(Stored items from a collection)
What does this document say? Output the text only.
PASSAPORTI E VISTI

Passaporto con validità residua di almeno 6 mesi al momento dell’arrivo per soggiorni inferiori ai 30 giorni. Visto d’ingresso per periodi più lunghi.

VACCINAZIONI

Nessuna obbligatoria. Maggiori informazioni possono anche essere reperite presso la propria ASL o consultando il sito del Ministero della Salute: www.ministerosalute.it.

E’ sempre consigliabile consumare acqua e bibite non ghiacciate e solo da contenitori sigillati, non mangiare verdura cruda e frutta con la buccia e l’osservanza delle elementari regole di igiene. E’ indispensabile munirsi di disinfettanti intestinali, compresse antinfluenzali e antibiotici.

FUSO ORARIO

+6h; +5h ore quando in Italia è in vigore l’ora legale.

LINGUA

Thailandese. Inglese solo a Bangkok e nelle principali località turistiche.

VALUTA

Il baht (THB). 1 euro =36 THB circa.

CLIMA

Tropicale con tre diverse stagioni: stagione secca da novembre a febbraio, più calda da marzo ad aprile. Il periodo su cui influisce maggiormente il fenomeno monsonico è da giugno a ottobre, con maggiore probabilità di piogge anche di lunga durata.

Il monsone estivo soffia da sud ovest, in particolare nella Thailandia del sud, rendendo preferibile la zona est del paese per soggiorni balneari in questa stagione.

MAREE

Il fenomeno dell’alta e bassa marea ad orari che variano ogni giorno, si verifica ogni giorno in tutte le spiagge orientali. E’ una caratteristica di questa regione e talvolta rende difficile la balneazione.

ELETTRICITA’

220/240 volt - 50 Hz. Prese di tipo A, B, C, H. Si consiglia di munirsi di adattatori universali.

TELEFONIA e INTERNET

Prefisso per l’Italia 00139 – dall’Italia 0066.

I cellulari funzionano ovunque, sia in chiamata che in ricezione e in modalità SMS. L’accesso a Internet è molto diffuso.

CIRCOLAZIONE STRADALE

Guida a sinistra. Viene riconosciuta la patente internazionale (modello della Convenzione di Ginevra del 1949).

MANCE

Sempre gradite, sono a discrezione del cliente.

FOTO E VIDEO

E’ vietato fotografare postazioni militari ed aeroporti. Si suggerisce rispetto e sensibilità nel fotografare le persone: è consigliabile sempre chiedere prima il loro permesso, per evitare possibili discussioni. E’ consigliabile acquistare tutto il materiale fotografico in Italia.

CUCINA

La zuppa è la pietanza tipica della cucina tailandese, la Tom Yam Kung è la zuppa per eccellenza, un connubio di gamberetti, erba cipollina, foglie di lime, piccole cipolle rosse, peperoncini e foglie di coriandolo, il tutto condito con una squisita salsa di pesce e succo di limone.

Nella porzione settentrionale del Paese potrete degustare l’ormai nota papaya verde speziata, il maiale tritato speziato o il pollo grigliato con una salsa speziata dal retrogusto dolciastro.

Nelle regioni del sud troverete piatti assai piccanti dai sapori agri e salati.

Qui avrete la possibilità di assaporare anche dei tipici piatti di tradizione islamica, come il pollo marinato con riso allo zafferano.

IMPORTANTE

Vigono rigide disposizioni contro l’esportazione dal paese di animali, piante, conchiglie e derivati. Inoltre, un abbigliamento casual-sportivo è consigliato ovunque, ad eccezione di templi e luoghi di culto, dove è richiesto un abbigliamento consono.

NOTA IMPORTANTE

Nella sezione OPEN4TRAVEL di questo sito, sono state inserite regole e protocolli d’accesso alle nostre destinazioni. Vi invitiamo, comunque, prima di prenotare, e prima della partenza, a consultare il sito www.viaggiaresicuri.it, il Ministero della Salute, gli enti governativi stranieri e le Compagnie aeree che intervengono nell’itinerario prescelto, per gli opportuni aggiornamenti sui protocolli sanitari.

*Required task*.
Transcribe the records above exactly as they appear.

*The answer*.
What does this document say? Output the text only.
PASSAPORTI E VISTI

Passaporto con validità residua di almeno 6 mesi al momento dell’arrivo per soggiorni inferiori ai 30 giorni. Visto d’ingresso per periodi più lunghi.

VACCINAZIONI

Nessuna obbligatoria. Maggiori informazioni possono anche essere reperite presso la propria ASL o consultando il sito del Ministero della Salute: www.ministerosalute.it.

E’ sempre consigliabile consumare acqua e bibite non ghiacciate e solo da contenitori sigillati, non mangiare verdura cruda e frutta con la buccia e l’osservanza delle elementari regole di igiene. E’ indispensabile munirsi di disinfettanti intestinali, compresse antinfluenzali e antibiotici.

FUSO ORARIO

+6h; +5h ore quando in Italia è in vigore l’ora legale.

LINGUA

Thailandese. Inglese solo a Bangkok e nelle principali località turistiche.

VALUTA

Il baht (THB). 1 euro =36 THB circa.

CLIMA

Tropicale con tre diverse stagioni: stagione secca da novembre a febbraio, più calda da marzo ad aprile. Il periodo su cui influisce maggiormente il fenomeno monsonico è da giugno a ottobre, con maggiore probabilità di piogge anche di lunga durata.

Il monsone estivo soffia da sud ovest, in particolare nella Thailandia del sud, rendendo preferibile la zona est del paese per soggiorni balneari in questa stagione.

MAREE

Il fenomeno dell’alta e bassa marea ad orari che variano ogni giorno, si verifica ogni giorno in tutte le spiagge orientali. E’ una caratteristica di questa regione e talvolta rende difficile la balneazione.

ELETTRICITA’

220/240 volt - 50 Hz. Prese di tipo A, B, C, H. Si consiglia di munirsi di adattatori universali.

TELEFONIA e INTERNET

Prefisso per l’Italia 00139 – dall’Italia 0066.

I cellulari funzionano ovunque, sia in chiamata che in ricezione e in modalità SMS. L’accesso a Internet è molto diffuso.

CIRCOLAZIONE STRADALE

Guida a sinistra. Viene riconosciuta la patente internazionale (modello della Convenzione di Ginevra del 1949).

MANCE

Sempre gradite, sono a discrezione del cliente.

FOTO E VIDEO

E’ vietato fotografare postazioni militari ed aeroporti. Si suggerisce rispetto e sensibilità nel fotografare le persone: è consigliabile sempre chiedere prima il loro permesso, per evitare possibili discussioni. E’ consigliabile acquistare tutto il materiale fotografico in Italia.

CUCINA

La zuppa è la pietanza tipica della cucina tailandese, la Tom Yam Kung è la zuppa per eccellenza, un connubio di gamberetti, erba cipollina, foglie di lime, piccole cipolle rosse, peperoncini e foglie di coriandolo, il tutto condito con una squisita salsa di pesce e succo di limone.

Nella porzione settentrionale del Paese potrete degustare l’ormai nota papaya verde speziata, il maiale tritato speziato o il pollo grigliato con una salsa speziata dal retrogusto dolciastro.

Nelle regioni del sud troverete piatti assai piccanti dai sapori agri e salati.

Qui avrete la possibilità di assaporare anche dei tipici piatti di tradizione islamica, come il pollo marinato con riso allo zafferano.

IMPORTANTE

Vigono rigide disposizioni contro l’esportazione dal paese di animali, piante, conchiglie e derivati. Inoltre, un abbigliamento casual-sportivo è consigliato ovunque, ad eccezione di templi e luoghi di culto, dove è richiesto un abbigliamento consono.

NOTA IMPORTANTE

Nella sezione OPEN4TRAVEL di questo sito, sono state inserite regole e protocolli d’accesso alle nostre destinazioni. Vi invitiamo, comunque, prima di prenotare, e prima della partenza, a consultare il sito www.viaggiaresicuri.it, il Ministero della Salute, gli enti governativi stranieri e le Compagnie aeree che intervengono nell’itinerario prescelto, per gli opportuni aggiornamenti sui protocolli sanitari.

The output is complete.